Would you retype all of these records exactly?

*Working data*
— BEGIN —
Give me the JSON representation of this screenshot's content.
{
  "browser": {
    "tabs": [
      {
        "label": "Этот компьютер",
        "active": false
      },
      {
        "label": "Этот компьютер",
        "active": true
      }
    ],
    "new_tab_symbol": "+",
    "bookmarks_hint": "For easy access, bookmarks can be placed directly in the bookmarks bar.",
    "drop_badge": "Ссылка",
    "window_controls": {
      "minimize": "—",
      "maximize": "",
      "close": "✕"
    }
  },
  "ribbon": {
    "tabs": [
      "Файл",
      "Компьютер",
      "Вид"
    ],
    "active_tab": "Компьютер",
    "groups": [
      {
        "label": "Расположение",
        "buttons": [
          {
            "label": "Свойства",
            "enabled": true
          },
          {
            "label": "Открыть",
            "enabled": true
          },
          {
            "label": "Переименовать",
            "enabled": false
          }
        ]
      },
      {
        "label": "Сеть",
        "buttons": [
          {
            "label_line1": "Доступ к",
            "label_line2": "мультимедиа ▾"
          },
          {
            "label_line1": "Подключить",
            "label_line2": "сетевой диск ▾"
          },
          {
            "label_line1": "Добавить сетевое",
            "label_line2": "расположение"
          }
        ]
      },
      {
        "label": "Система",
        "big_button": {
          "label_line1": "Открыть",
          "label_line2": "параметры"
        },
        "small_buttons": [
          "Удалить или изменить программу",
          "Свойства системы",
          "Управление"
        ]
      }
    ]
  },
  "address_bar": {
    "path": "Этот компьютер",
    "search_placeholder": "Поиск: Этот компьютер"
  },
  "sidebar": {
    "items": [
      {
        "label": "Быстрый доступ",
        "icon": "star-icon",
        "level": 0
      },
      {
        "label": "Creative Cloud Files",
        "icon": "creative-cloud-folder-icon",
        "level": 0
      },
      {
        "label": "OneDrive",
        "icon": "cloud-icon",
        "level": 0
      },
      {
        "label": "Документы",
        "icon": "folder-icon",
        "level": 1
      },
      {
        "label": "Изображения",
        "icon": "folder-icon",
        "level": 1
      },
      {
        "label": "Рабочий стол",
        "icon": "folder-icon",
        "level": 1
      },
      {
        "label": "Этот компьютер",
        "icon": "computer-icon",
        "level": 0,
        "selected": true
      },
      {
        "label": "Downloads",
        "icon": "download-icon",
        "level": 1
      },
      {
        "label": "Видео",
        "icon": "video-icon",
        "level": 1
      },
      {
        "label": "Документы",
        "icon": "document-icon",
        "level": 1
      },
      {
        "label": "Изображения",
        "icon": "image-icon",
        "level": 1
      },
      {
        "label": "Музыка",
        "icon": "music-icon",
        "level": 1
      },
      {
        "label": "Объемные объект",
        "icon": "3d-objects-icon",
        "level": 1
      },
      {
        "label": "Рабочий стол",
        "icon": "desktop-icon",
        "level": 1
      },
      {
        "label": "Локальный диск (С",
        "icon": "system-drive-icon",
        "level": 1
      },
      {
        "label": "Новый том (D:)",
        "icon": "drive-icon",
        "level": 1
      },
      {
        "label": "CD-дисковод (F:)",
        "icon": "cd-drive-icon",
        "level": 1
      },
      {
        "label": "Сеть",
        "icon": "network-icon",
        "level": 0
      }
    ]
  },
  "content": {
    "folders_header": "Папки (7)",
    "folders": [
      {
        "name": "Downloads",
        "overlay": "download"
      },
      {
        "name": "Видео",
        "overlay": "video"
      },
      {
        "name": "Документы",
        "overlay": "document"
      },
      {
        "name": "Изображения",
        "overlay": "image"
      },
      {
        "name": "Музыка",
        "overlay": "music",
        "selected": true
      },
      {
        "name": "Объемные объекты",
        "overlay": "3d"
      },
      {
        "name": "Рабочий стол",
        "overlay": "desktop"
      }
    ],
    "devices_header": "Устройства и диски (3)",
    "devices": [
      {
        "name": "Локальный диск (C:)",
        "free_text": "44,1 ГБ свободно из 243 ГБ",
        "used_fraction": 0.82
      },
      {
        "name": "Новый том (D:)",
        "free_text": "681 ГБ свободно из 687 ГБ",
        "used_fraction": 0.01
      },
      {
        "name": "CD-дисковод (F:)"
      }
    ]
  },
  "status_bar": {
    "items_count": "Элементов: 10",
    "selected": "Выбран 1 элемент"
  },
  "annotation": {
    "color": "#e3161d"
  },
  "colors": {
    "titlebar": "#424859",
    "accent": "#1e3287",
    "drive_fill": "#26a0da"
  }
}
— END —
*Task response*
Give me the JSON representation of this screenshot's content.
{
  "browser": {
    "tabs": [
      {
        "label": "Этот компьютер",
        "active": false
      },
      {
        "label": "Этот компьютер",
        "active": true
      }
    ],
    "new_tab_symbol": "+",
    "bookmarks_hint": "For easy access, bookmarks can be placed directly in the bookmarks bar.",
    "drop_badge": "Ссылка",
    "window_controls": {
      "minimize": "—",
      "maximize": "",
      "close": "✕"
    }
  },
  "ribbon": {
    "tabs": [
      "Файл",
      "Компьютер",
      "Вид"
    ],
    "active_tab": "Компьютер",
    "groups": [
      {
        "label": "Расположение",
        "buttons": [
          {
            "label": "Свойства",
            "enabled": true
          },
          {
            "label": "Открыть",
            "enabled": true
          },
          {
            "label": "Переименовать",
            "enabled": false
          }
        ]
      },
      {
        "label": "Сеть",
        "buttons": [
          {
            "label_line1": "Доступ к",
            "label_line2": "мультимедиа ▾"
          },
          {
            "label_line1": "Подключить",
            "label_line2": "сетевой диск ▾"
          },
          {
            "label_line1": "Добавить сетевое",
            "label_line2": "расположение"
          }
        ]
      },
      {
        "label": "Система",
        "big_button": {
          "label_line1": "Открыть",
          "label_line2": "параметры"
        },
        "small_buttons": [
          "Удалить или изменить программу",
          "Свойства системы",
          "Управление"
        ]
      }
    ]
  },
  "address_bar": {
    "path": "Этот компьютер",
    "search_placeholder": "Поиск: Этот компьютер"
  },
  "sidebar": {
    "items": [
      {
        "label": "Быстрый доступ",
        "icon": "star-icon",
        "level": 0
      },
      {
        "label": "Creative Cloud Files",
        "icon": "creative-cloud-folder-icon",
        "level": 0
      },
      {
        "label": "OneDrive",
        "icon": "cloud-icon",
        "level": 0
      },
      {
        "label": "Документы",
        "icon": "folder-icon",
        "level": 1
      },
      {
        "label": "Изображения",
        "icon": "folder-icon",
        "level": 1
      },
      {
        "label": "Рабочий стол",
        "icon": "folder-icon",
        "level": 1
      },
      {
        "label": "Этот компьютер",
        "icon": "computer-icon",
        "level": 0,
        "selected": true
      },
      {
        "label": "Downloads",
        "icon": "download-icon",
        "level": 1
      },
      {
        "label": "Видео",
        "icon": "video-icon",
        "level": 1
      },
      {
        "label": "Документы",
        "icon": "document-icon",
        "level": 1
      },
      {
        "label": "Изображения",
        "icon": "image-icon",
        "level": 1
      },
      {
        "label": "Музыка",
        "icon": "music-icon",
        "level": 1
      },
      {
        "label": "Объемные объект",
        "icon": "3d-objects-icon",
        "level": 1
      },
      {
        "label": "Рабочий стол",
        "icon": "desktop-icon",
        "level": 1
      },
      {
        "label": "Локальный диск (С",
        "icon": "system-drive-icon",
        "level": 1
      },
      {
        "label": "Новый том (D:)",
        "icon": "drive-icon",
        "level": 1
      },
      {
        "label": "CD-дисковод (F:)",
        "icon": "cd-drive-icon",
        "level": 1
      },
      {
        "label": "Сеть",
        "icon": "network-icon",
        "level": 0
      }
    ]
  },
  "content": {
    "folders_header": "Папки (7)",
    "folders": [
      {
        "name": "Downloads",
        "overlay": "download"
      },
      {
        "name": "Видео",
        "overlay": "video"
      },
      {
        "name": "Документы",
        "overlay": "document"
      },
      {
        "name": "Изображения",
        "overlay": "image"
      },
      {
        "name": "Музыка",
        "overlay": "music",
        "selected": true
      },
      {
        "name": "Объемные объекты",
        "overlay": "3d"
      },
      {
        "name": "Рабочий стол",
        "overlay": "desktop"
      }
    ],
    "devices_header": "Устройства и диски (3)",
    "devices": [
      {
        "name": "Локальный диск (C:)",
        "free_text": "44,1 ГБ свободно из 243 ГБ",
        "used_fraction": 0.82
      },
      {
        "name": "Новый том (D:)",
        "free_text": "681 ГБ свободно из 687 ГБ",
        "used_fraction": 0.01
      },
      {
        "name": "CD-дисковод (F:)"
      }
    ]
  },
  "status_bar": {
    "items_count": "Элементов: 10",
    "selected": "Выбран 1 элемент"
  },
  "annotation": {
    "color": "#e3161d"
  },
  "colors": {
    "titlebar": "#424859",
    "accent": "#1e3287",
    "drive_fill": "#26a0da"
  }
}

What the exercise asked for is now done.